- _What to work on_
What follows is a set of records, each of which is to be written out exactly.
◇ ◇ ◇
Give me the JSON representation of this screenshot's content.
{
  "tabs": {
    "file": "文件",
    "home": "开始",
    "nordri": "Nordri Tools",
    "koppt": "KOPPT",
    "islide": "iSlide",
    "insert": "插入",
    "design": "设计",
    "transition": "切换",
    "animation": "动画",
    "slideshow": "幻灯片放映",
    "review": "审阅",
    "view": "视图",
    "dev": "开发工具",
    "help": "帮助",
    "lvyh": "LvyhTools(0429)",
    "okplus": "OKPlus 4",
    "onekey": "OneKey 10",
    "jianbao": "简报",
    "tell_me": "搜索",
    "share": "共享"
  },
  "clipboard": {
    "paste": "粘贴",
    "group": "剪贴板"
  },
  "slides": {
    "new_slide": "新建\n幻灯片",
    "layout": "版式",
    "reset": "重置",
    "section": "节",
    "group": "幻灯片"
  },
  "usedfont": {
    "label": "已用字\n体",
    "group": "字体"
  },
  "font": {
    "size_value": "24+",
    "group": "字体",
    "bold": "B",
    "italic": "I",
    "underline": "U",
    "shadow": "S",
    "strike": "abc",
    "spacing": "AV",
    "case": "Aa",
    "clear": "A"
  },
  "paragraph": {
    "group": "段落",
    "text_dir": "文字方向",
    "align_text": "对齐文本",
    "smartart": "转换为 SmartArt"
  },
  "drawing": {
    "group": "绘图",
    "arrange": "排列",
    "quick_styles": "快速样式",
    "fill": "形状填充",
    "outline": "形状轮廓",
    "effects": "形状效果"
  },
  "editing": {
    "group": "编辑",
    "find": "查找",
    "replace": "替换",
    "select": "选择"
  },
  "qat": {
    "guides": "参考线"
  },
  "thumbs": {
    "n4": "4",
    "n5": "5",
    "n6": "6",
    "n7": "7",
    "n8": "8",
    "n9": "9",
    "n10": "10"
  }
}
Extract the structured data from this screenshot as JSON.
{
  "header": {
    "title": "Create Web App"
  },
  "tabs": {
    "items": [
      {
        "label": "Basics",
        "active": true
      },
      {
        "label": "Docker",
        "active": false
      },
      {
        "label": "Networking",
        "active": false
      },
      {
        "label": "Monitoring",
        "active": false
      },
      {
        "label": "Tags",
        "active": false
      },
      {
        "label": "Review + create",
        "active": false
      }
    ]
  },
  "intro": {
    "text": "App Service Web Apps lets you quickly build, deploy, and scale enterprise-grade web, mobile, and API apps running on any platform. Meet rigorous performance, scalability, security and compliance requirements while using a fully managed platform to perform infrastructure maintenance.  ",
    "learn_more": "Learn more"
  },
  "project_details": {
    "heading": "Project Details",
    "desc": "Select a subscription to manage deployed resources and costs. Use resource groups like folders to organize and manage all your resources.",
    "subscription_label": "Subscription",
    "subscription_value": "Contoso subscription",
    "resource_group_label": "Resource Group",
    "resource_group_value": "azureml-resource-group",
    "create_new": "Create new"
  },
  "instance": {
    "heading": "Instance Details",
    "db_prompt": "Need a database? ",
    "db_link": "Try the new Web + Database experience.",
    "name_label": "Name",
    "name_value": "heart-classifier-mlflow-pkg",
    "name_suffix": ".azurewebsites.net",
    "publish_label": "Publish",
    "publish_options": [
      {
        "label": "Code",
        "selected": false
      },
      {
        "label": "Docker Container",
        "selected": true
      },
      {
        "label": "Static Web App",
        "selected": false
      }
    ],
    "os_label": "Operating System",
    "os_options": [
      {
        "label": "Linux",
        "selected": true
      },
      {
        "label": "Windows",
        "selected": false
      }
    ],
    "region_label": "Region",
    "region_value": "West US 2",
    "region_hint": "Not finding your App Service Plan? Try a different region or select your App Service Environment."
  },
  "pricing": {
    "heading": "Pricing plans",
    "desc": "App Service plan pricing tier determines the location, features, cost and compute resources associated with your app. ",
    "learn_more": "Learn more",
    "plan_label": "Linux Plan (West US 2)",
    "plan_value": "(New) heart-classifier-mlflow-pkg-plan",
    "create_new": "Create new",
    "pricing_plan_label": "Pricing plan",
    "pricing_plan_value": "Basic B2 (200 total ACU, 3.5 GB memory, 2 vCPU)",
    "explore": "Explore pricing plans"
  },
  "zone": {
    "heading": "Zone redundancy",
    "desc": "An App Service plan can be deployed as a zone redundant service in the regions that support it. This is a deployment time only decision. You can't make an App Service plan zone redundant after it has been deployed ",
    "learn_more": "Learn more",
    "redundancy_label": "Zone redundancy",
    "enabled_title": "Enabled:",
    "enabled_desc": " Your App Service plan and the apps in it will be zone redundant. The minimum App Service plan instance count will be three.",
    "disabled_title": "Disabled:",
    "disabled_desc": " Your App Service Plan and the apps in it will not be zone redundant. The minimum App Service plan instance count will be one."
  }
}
◇ ◇ ◇
- _Exercise answer_
Give me the JSON representation of this screenshot's content.
{
  "tabs": {
    "file": "文件",
    "home": "开始",
    "nordri": "Nordri Tools",
    "koppt": "KOPPT",
    "islide": "iSlide",
    "insert": "插入",
    "design": "设计",
    "transition": "切换",
    "animation": "动画",
    "slideshow": "幻灯片放映",
    "review": "审阅",
    "view": "视图",
    "dev": "开发工具",
    "help": "帮助",
    "lvyh": "LvyhTools(0429)",
    "okplus": "OKPlus 4",
    "onekey": "OneKey 10",
    "jianbao": "简报",
    "tell_me": "搜索",
    "share": "共享"
  },
  "clipboard": {
    "paste": "粘贴",
    "group": "剪贴板"
  },
  "slides": {
    "new_slide": "新建\n幻灯片",
    "layout": "版式",
    "reset": "重置",
    "section": "节",
    "group": "幻灯片"
  },
  "usedfont": {
    "label": "已用字\n体",
    "group": "字体"
  },
  "font": {
    "size_value": "24+",
    "group": "字体",
    "bold": "B",
    "italic": "I",
    "underline": "U",
    "shadow": "S",
    "strike": "abc",
    "spacing": "AV",
    "case": "Aa",
    "clear": "A"
  },
  "paragraph": {
    "group": "段落",
    "text_dir": "文字方向",
    "align_text": "对齐文本",
    "smartart": "转换为 SmartArt"
  },
  "drawing": {
    "group": "绘图",
    "arrange": "排列",
    "quick_styles": "快速样式",
    "fill": "形状填充",
    "outline": "形状轮廓",
    "effects": "形状效果"
  },
  "editing": {
    "group": "编辑",
    "find": "查找",
    "replace": "替换",
    "select": "选择"
  },
  "qat": {
    "guides": "参考线"
  },
  "thumbs": {
    "n4": "4",
    "n5": "5",
    "n6": "6",
    "n7": "7",
    "n8": "8",
    "n9": "9",
    "n10": "10"
  }
}
Extract the structured data from this screenshot as JSON.
{
  "header": {
    "title": "Create Web App"
  },
  "tabs": {
    "items": [
      {
        "label": "Basics",
        "active": true
      },
      {
        "label": "Docker",
        "active": false
      },
      {
        "label": "Networking",
        "active": false
      },
      {
        "label": "Monitoring",
        "active": false
      },
      {
        "label": "Tags",
        "active": false
      },
      {
        "label": "Review + create",
        "active": false
      }
    ]
  },
  "intro": {
    "text": "App Service Web Apps lets you quickly build, deploy, and scale enterprise-grade web, mobile, and API apps running on any platform. Meet rigorous performance, scalability, security and compliance requirements while using a fully managed platform to perform infrastructure maintenance.  ",
    "learn_more": "Learn more"
  },
  "project_details": {
    "heading": "Project Details",
    "desc": "Select a subscription to manage deployed resources and costs. Use resource groups like folders to organize and manage all your resources.",
    "subscription_label": "Subscription",
    "subscription_value": "Contoso subscription",
    "resource_group_label": "Resource Group",
    "resource_group_value": "azureml-resource-group",
    "create_new": "Create new"
  },
  "instance": {
    "heading": "Instance Details",
    "db_prompt": "Need a database? ",
    "db_link": "Try the new Web + Database experience.",
    "name_label": "Name",
    "name_value": "heart-classifier-mlflow-pkg",
    "name_suffix": ".azurewebsites.net",
    "publish_label": "Publish",
    "publish_options": [
      {
        "label": "Code",
        "selected": false
      },
      {
        "label": "Docker Container",
        "selected": true
      },
      {
        "label": "Static Web App",
        "selected": false
      }
    ],
    "os_label": "Operating System",
    "os_options": [
      {
        "label": "Linux",
        "selected": true
      },
      {
        "label": "Windows",
        "selected": false
      }
    ],
    "region_label": "Region",
    "region_value": "West US 2",
    "region_hint": "Not finding your App Service Plan? Try a different region or select your App Service Environment."
  },
  "pricing": {
    "heading": "Pricing plans",
    "desc": "App Service plan pricing tier determines the location, features, cost and compute resources associated with your app. ",
    "learn_more": "Learn more",
    "plan_label": "Linux Plan (West US 2)",
    "plan_value": "(New) heart-classifier-mlflow-pkg-plan",
    "create_new": "Create new",
    "pricing_plan_label": "Pricing plan",
    "pricing_plan_value": "Basic B2 (200 total ACU, 3.5 GB memory, 2 vCPU)",
    "explore": "Explore pricing plans"
  },
  "zone": {
    "heading": "Zone redundancy",
    "desc": "An App Service plan can be deployed as a zone redundant service in the regions that support it. This is a deployment time only decision. You can't make an App Service plan zone redundant after it has been deployed ",
    "learn_more": "Learn more",
    "redundancy_label": "Zone redundancy",
    "enabled_title": "Enabled:",
    "enabled_desc": " Your App Service plan and the apps in it will be zone redundant. The minimum App Service plan instance count will be three.",
    "disabled_title": "Disabled:",
    "disabled_desc": " Your App Service Plan and the apps in it will not be zone redundant. The minimum App Service plan instance count will be one."
  }
}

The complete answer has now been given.